Exercise description:
Copy the data precisely, character for character, and leave out every picture.

* Start Entries shown *

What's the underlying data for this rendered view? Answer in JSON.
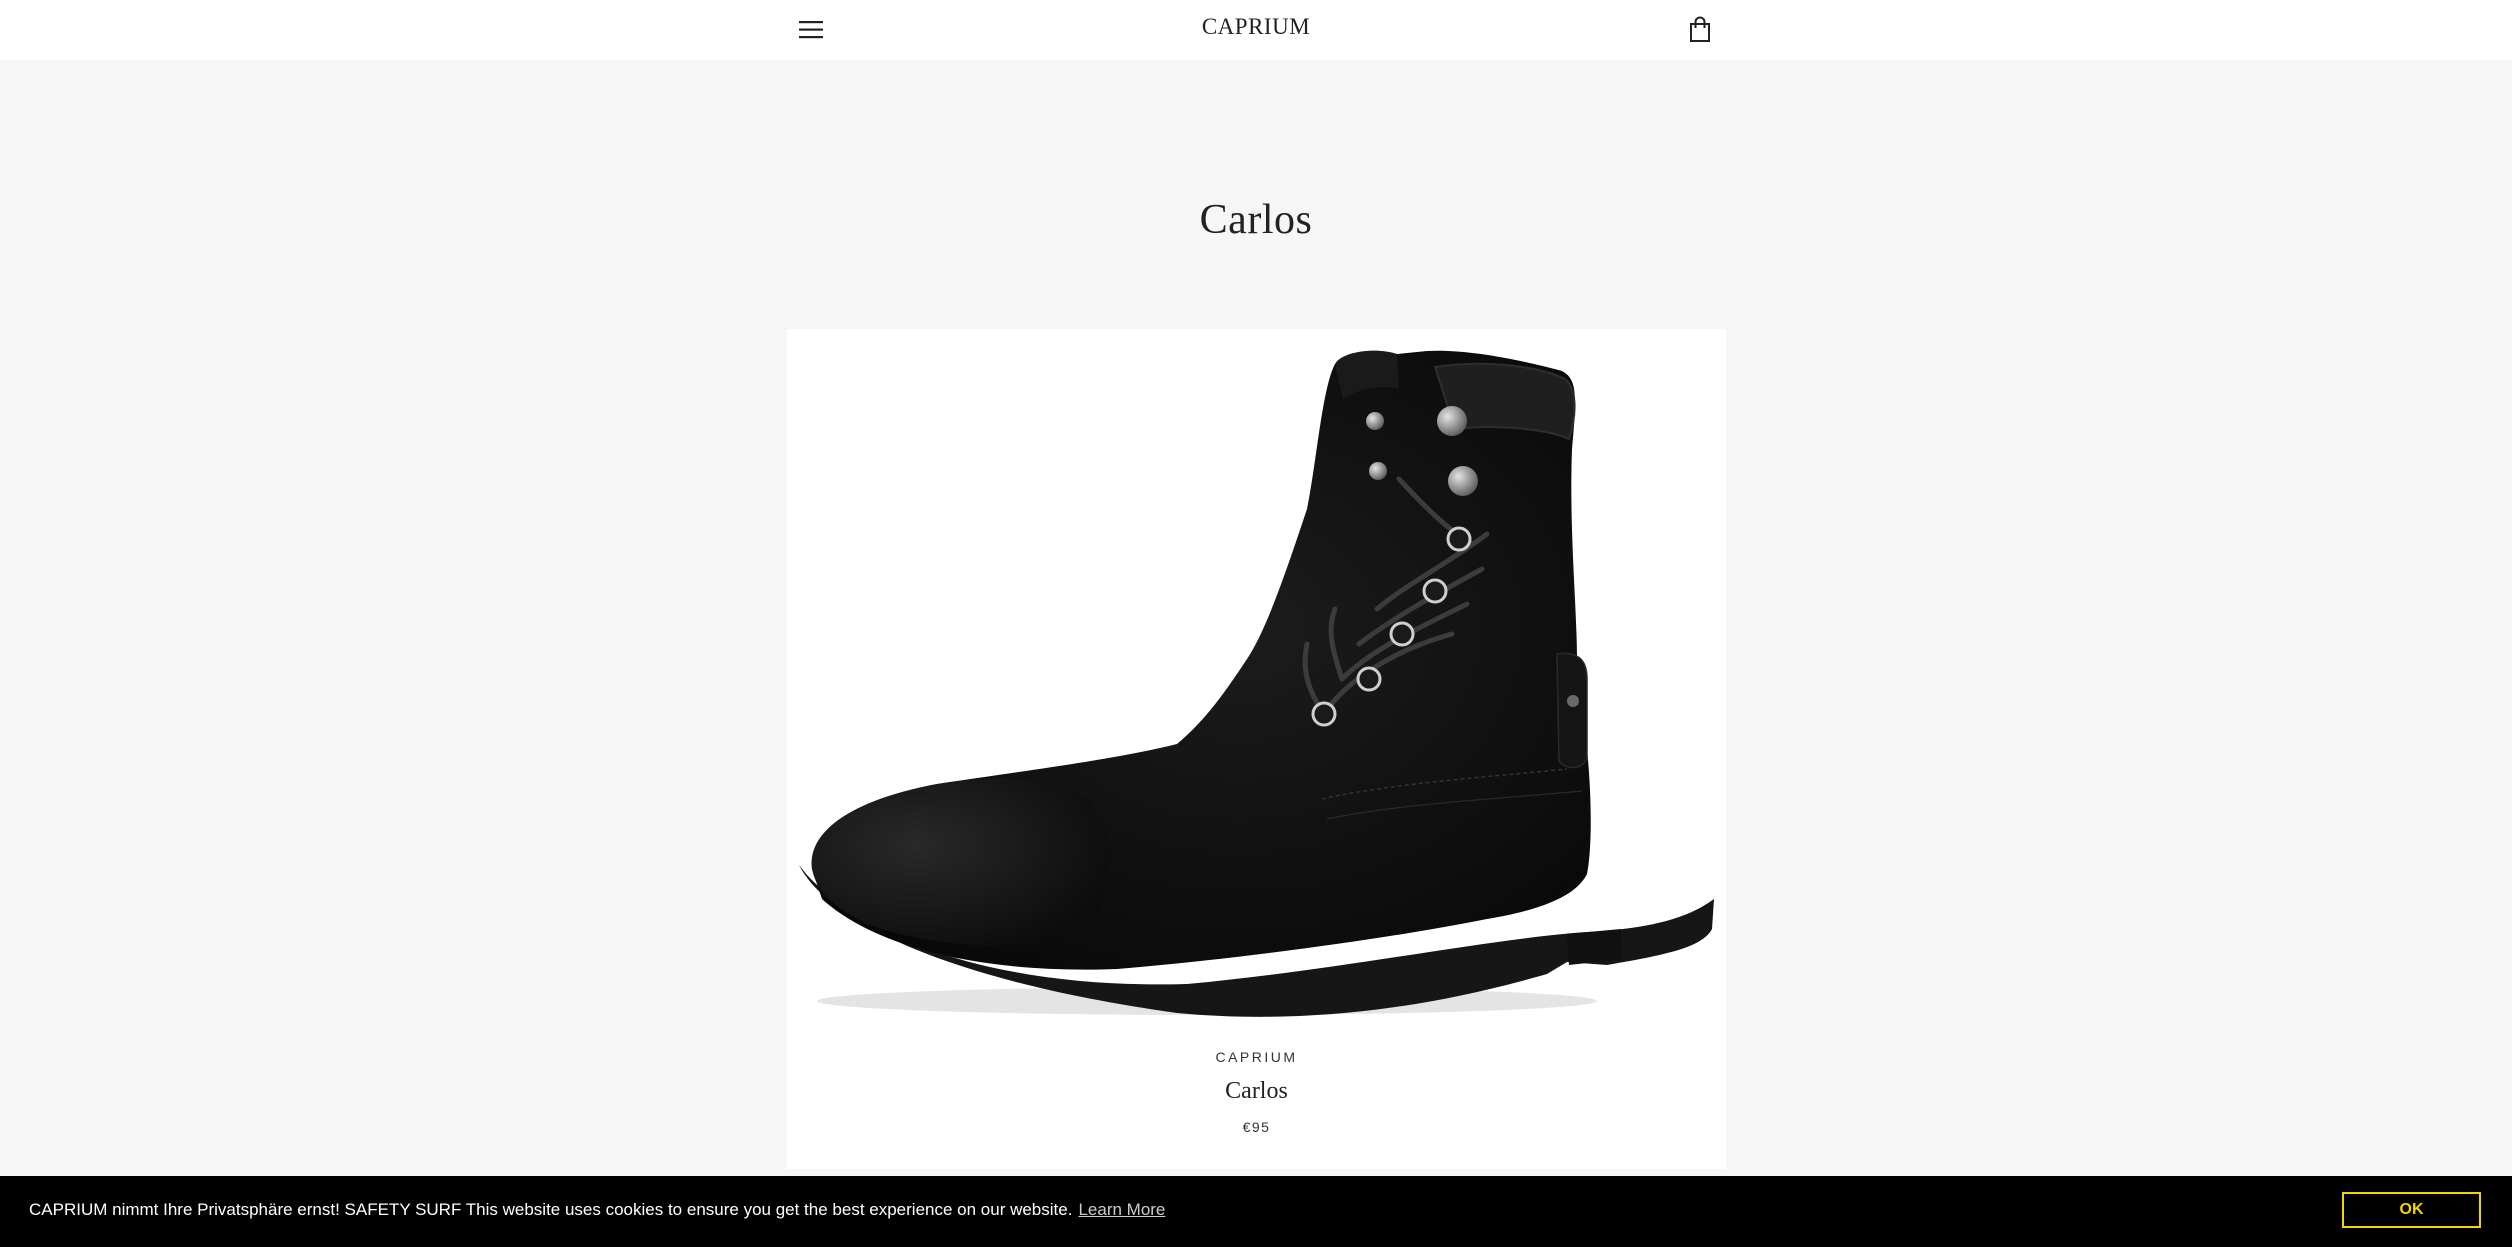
{
  "header": {
    "logo": "CAPRIUM",
    "menu_icon": "hamburger-menu-icon",
    "cart_icon": "shopping-bag-icon"
  },
  "collection": {
    "title": "Carlos"
  },
  "products": [
    {
      "vendor": "CAPRIUM",
      "name": "Carlos",
      "price": "€95",
      "image": "black suede lace-up ankle boot"
    }
  ],
  "cookie_banner": {
    "text": "CAPRIUM nimmt Ihre Privatsphäre ernst! SAFETY SURF This website uses cookies to ensure you get the best experience on our website.",
    "link": "Learn More",
    "button": "OK",
    "accent_color": "#f1d600",
    "background_color": "#000000"
  },
  "colors": {
    "page_background": "#f6f6f6",
    "header_background": "#ffffff",
    "text": "#222222"
  }
}
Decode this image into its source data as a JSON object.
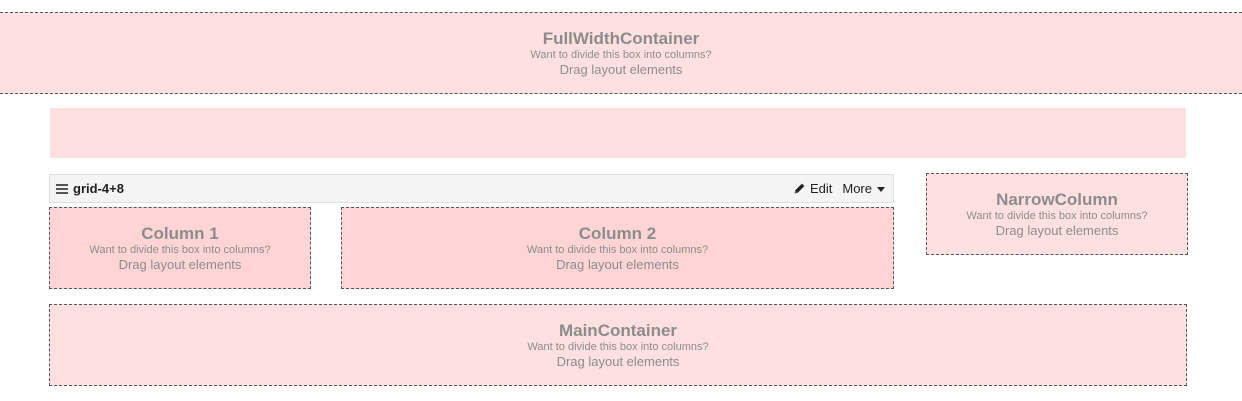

* End Entries shown *

Finished task:
What's the underlying data for this rendered view? Answer in JSON.
{
  "header": {
    "logo": "CAPRIUM",
    "menu_icon": "hamburger-menu-icon",
    "cart_icon": "shopping-bag-icon"
  },
  "collection": {
    "title": "Carlos"
  },
  "products": [
    {
      "vendor": "CAPRIUM",
      "name": "Carlos",
      "price": "€95",
      "image": "black suede lace-up ankle boot"
    }
  ],
  "cookie_banner": {
    "text": "CAPRIUM nimmt Ihre Privatsphäre ernst! SAFETY SURF This website uses cookies to ensure you get the best experience on our website.",
    "link": "Learn More",
    "button": "OK",
    "accent_color": "#f1d600",
    "background_color": "#000000"
  },
  "colors": {
    "page_background": "#f6f6f6",
    "header_background": "#ffffff",
    "text": "#222222"
  }
}
Decode this image into its source data as a JSON object.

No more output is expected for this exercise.